▶ _Exercise_:
Give the data a second time, exactly and in full.

[Saved entries]
++++

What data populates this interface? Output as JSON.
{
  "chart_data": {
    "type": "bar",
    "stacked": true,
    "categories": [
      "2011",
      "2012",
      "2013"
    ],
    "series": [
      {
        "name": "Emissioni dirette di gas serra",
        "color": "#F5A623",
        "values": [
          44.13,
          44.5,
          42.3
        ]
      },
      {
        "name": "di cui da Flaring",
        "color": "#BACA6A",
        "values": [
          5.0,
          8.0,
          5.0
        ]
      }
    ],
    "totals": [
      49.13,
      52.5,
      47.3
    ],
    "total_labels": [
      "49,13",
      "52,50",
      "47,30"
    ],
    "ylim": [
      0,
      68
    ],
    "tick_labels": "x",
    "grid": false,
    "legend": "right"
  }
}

++++

▶ _Exercise response_:
What data populates this interface? Output as JSON.
{
  "chart_data": {
    "type": "bar",
    "stacked": true,
    "categories": [
      "2011",
      "2012",
      "2013"
    ],
    "series": [
      {
        "name": "Emissioni dirette di gas serra",
        "color": "#F5A623",
        "values": [
          44.13,
          44.5,
          42.3
        ]
      },
      {
        "name": "di cui da Flaring",
        "color": "#BACA6A",
        "values": [
          5.0,
          8.0,
          5.0
        ]
      }
    ],
    "totals": [
      49.13,
      52.5,
      47.3
    ],
    "total_labels": [
      "49,13",
      "52,50",
      "47,30"
    ],
    "ylim": [
      0,
      68
    ],
    "tick_labels": "x",
    "grid": false,
    "legend": "right"
  }
}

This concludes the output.